▸ **GOAL 1**:
Update the Beckstoffer article starting at "A Boston native, Emerson" and ending at "Emerson Brown Wines.", changing "director of winemaking" to "head winemaker".
▸ **GOAL 2**:
Decide whether each statement below agrees with the Beckstoffer article, answering yes or no and quoting the words of the article that settle it. (a) Applying winemakers need at least five years in winemaking production. (b) Beckstoffer normally harvests its Lake County grapes by hand. (c) The application deadline is March 15.

▸ **QUOTED PASSAGE**:
----

Beckstoffer was referring to his 1,200-cabernet-acre vineyard in Lake County. Up to now, most of the fruit he has produced there has been sold to larger producers, including Clos du Bois and Joel Gott wines, although some has found its way into the hands of elite winemakers such as Thomas Brown and other luminaries.

“We’re not in the commodity business,” Beckstoffer said. “We’re in the branded-product business, and we believe that Amber Knolls cab could be in the $80- to $100-per-bottle category of vineyard-designated wine. We are so sure that we are willing to give away 10 acres’ worth of free fruit to prove it.”

Beckstoffer was referring to his newest strategy to give 10 winemakers an acre’s worth of cabernet sauvignon grapes for three vintages. Winemakers can apply by Feb. 15 by submitting their cover letters and résumés. According to the Beckstoffer website, qualifications for the applying winemakers include a minimum of five years in winemaking production and knowledge and experience in producing ultra-premium cabernet sauvignon.

“We hope the applicants include both established, well-known vintners as well as up-and-comers,” said David Beckstoffer.

David is one of Beckstoffer’s sons, and since 1997 he has helped his father run the Beckstoffer Vineyards operation, which oversees the farming of roughly 3,600 acres in Napa Valley, Mendocino County and the Red Hills of Lake County.

Beyond being provided free grapes, the chosen winemakers will help with the farming decisions that apply to their selected acre.

“Typically, we harvest grapes mechanically up there, but for the acres picked by our chosen winemakers we’ll treat the farming just like our most premier vineyards in Napa Valley, harvesting by hand and reducing the crop loads to 3 or so tons an acre,” David said. “All our vineyards are farmed sustainably, but the winemakers will have a say in farming decisions such as yield, pruning, irrigation and other issues that are key to grape quality.”

Many winemakers are excited by this opportunity.

“I threw my name into the hat because this seems like a very exciting opportunity to explore a new wine-growing area and work with an amazing farming company,” wrote Keith Emerson in an email.

A Boston native, Emerson consults for many brands and is Napa’s Vineyard 29 director of winemaking. He and his partner also have their own brand, Emerson Brown Wines.

“I have worked with the Beckstoffer team at a few of their other ranches for several years and have had nothing but the best experiences,” Emerson wrote. “While I have only worked with one Red Hills, Lake County cabernet vineyard, I have tasted several wines made from these vineyards and have a basic understanding of the flavor profile that these unique vineyards produce. There is a lot to learn up there in the Red Hills, and I want to be a part of it.”

What is the motivation behind what they are calling “a grape opportunity”? Beckstoffer said, “We’ll get a better understanding of how different parts of the vineyard perform, and because the winning winemakers must use the best barrels and the best techniques, we’ll have a better understanding of what winemaking seems to work.”

Beyond that, Beckstoffer hopes that after three years of working with what he says is exceptional-quality fruit, each winemaker will take advantage of their option to sign a long-term contract for the fruit.

----

▸ **LISTED ENTRIES**:

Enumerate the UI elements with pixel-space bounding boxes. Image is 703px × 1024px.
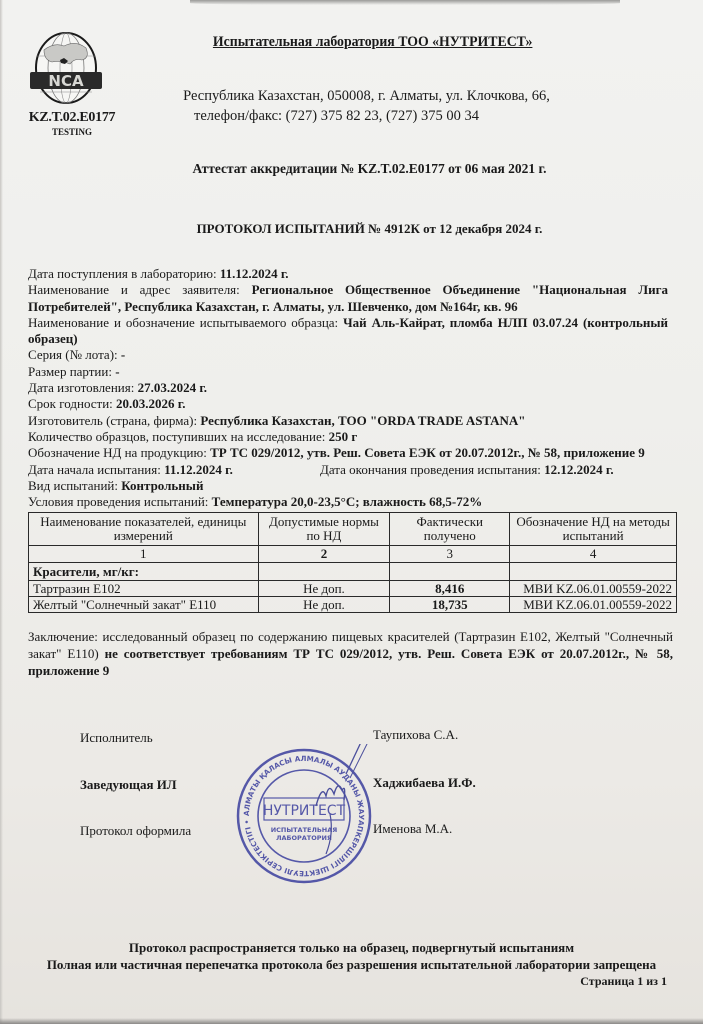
column-header: Фактически получено [390,513,510,546]
paper-edge [0,0,3,1024]
address-line: Республика Казахстан, 050008, г. Алматы,… [30,86,703,106]
table-row: Тартразин Е102 Не доп. 8,416 МВИ KZ.06.0… [29,581,677,597]
column-number: 3 [390,546,510,563]
column-header: Наименование показателей, единицы измере… [29,513,259,546]
footer-disclaimer: Протокол распространяется только на обра… [0,940,703,956]
logo-subtitle: TESTING [18,127,126,137]
field-lot: Серия (№ лота): - [28,347,668,363]
field-sample: Наименование и обозначение испытываемого… [28,315,668,348]
actual-value-cell: 8,416 [390,581,510,597]
footer-copyright-notice: Полная или частичная перепечатка протоко… [0,957,703,973]
sample-details: Дата поступления в лабораторию: 11.12.20… [28,266,668,510]
column-number: 1 [29,546,259,563]
group-label: Красители, мг/кг: [29,563,259,581]
signature-name-executor: Таупихова С.А. [373,727,458,743]
norm-cell: Не доп. [258,597,390,613]
table-group-row: Красители, мг/кг: [29,563,677,581]
column-number: 4 [510,546,677,563]
field-applicant: Наименование и адрес заявителя: Регионал… [28,282,668,315]
column-header: Допустимые нормы по НД [258,513,390,546]
field-test-dates: Дата начала испытания: 11.12.2024 г. Дат… [28,462,668,478]
method-cell: МВИ KZ.06.01.00559-2022 [510,581,677,597]
field-conditions: Условия проведения испытаний: Температур… [28,494,668,510]
svg-text:ИСПЫТАТЕЛЬНАЯ: ИСПЫТАТЕЛЬНАЯ [271,826,338,834]
indicator-cell: Желтый "Солнечный закат" Е110 [29,597,259,613]
field-received: Дата поступления в лабораторию: 11.12.20… [28,266,668,282]
results-table: Наименование показателей, единицы измере… [28,512,677,613]
signature-role-executor: Исполнитель [80,730,153,746]
conclusion-verdict: не соответствует требованиям ТР ТС 029/2… [28,646,673,678]
lab-name: Испытательная лаборатория ТОО «НУТРИТЕСТ… [28,34,675,51]
actual-value-cell: 18,735 [390,597,510,613]
field-standard: Обозначение НД на продукцию: ТР ТС 029/2… [28,445,668,461]
svg-text:ЛАБОРАТОРИЯ: ЛАБОРАТОРИЯ [276,834,332,842]
page-number: Страница 1 из 1 [580,974,667,989]
protocol-title: ПРОТОКОЛ ИСПЫТАНИЙ № 4912К от 12 декабря… [0,221,703,237]
table-row: Желтый "Солнечный закат" Е110 Не доп. 18… [29,597,677,613]
column-number: 2 [258,546,390,563]
field-test-type: Вид испытаний: Контрольный [28,478,668,494]
table-header-row: Наименование показателей, единицы измере… [29,513,677,546]
column-number-row: 1 2 3 4 [29,546,677,563]
field-expiry: Срок годности: 20.03.2026 г. [28,396,668,412]
norm-cell: Не доп. [258,581,390,597]
document-page: NCA KZ.T.02.E0177 TESTING Испытательная … [0,0,703,1024]
accreditation-certificate: Аттестат аккредитации № KZ.T.02.E0177 от… [0,161,703,177]
phone-line: телефон/факс: (727) 375 82 23, (727) 375… [30,106,703,126]
lab-stamp-icon: АЛМАТЫ ҚАЛАСЫ АЛМАЛЫ АУДАНЫ ЖАУАПКЕРШІЛІ… [234,744,374,884]
field-batch-size: Размер партии: - [28,364,668,380]
field-manufacturer: Изготовитель (страна, фирма): Республика… [28,413,668,429]
method-cell: МВИ KZ.06.01.00559-2022 [510,597,677,613]
svg-text:НУТРИТЕСТ: НУТРИТЕСТ [263,803,346,819]
signature-name-head: Хаджибаева И.Ф. [373,775,476,791]
conclusion: Заключение: исследованный образец по сод… [28,628,673,679]
paper-shadow-bottom [0,1018,703,1024]
field-test-end: Дата окончания проведения испытания: 12.… [320,462,614,478]
paper-shadow-top [190,0,620,5]
indicator-cell: Тартразин Е102 [29,581,259,597]
field-quantity: Количество образцов, поступивших на иссл… [28,429,668,445]
signature-name-preparer: Именова М.А. [373,821,452,837]
signature-role-head: Заведующая ИЛ [80,777,177,793]
lab-address: Республика Казахстан, 050008, г. Алматы,… [0,86,703,126]
signature-role-preparer: Протокол оформила [80,823,191,839]
field-manufactured: Дата изготовления: 27.03.2024 г. [28,380,668,396]
column-header: Обозначение НД на методы испытаний [510,513,677,546]
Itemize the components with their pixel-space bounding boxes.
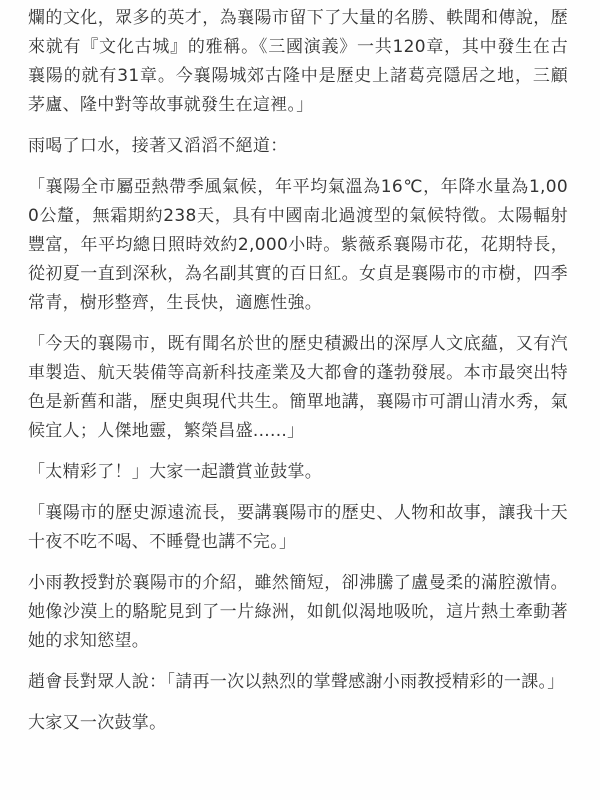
paragraph-applause-again: 大家又一次鼓掌。 <box>28 709 568 738</box>
paragraph-reaction: 小雨教授對於襄陽市的介紹，雖然簡短，卻沸騰了盧曼柔的滿腔激情。她像沙漠上的駱駝見… <box>28 569 568 656</box>
paragraph-applause: 「太精彩了！」大家一起讚賞並鼓掌。 <box>28 458 568 487</box>
paragraph-history-intro: 爛的文化，眾多的英才，為襄陽市留下了大量的名勝、軼聞和傳說，歷來就有『文化古城』… <box>28 4 568 120</box>
paragraph-climate: 「襄陽全市屬亞熱帶季風氣候，年平均氣溫為16℃，年降水量為1,000公釐，無霜期… <box>28 173 568 318</box>
paragraph-chairman-speech: 趙會長對眾人說：「請再一次以熱烈的掌聲感謝小雨教授精彩的一課。」 <box>28 668 568 697</box>
paragraph-long-history: 「襄陽市的歷史源遠流長，要講襄陽市的歷史、人物和故事，讓我十天十夜不吃不喝、不睡… <box>28 499 568 557</box>
article-body: 爛的文化，眾多的英才，為襄陽市留下了大量的名勝、軼聞和傳說，歷來就有『文化古城』… <box>28 4 568 750</box>
paragraph-narration-drink: 雨喝了口水，接著又滔滔不絕道： <box>28 132 568 161</box>
paragraph-modern-city: 「今天的襄陽市，既有聞名於世的歷史積澱出的深厚人文底蘊，又有汽車製造、航天裝備等… <box>28 330 568 446</box>
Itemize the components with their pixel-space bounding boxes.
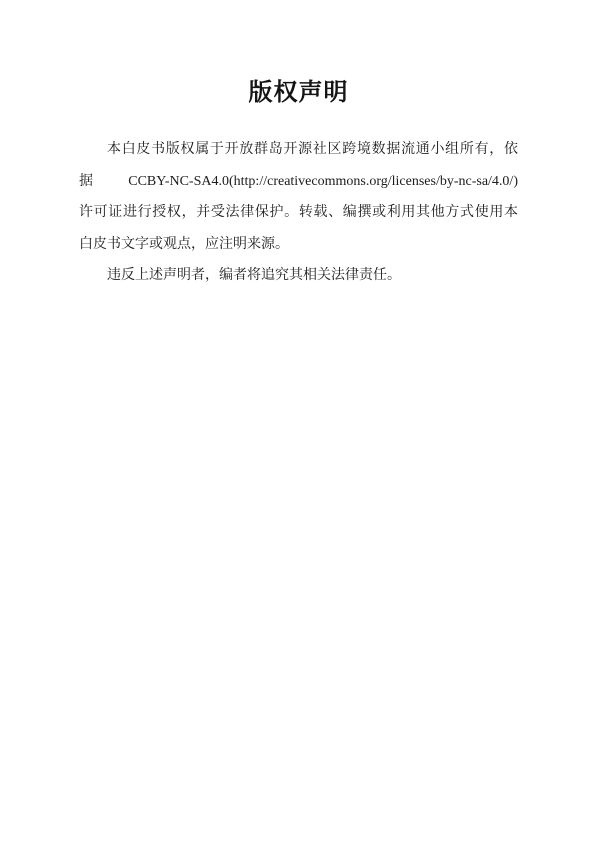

----

▸ **RESPONSE 1**:
A Boston native, Emerson consults for many brands and is Napa’s Vineyard 29 head winemaker. He and his partner also have their own brand, Emerson Brown Wines.

▸ **RESPONSE 2**:
(a) Yes: "a minimum of five years in winemaking production"
(b) No: "Typically, we harvest grapes mechanically up there"
(c) No: "Winemakers can apply by Feb. 15"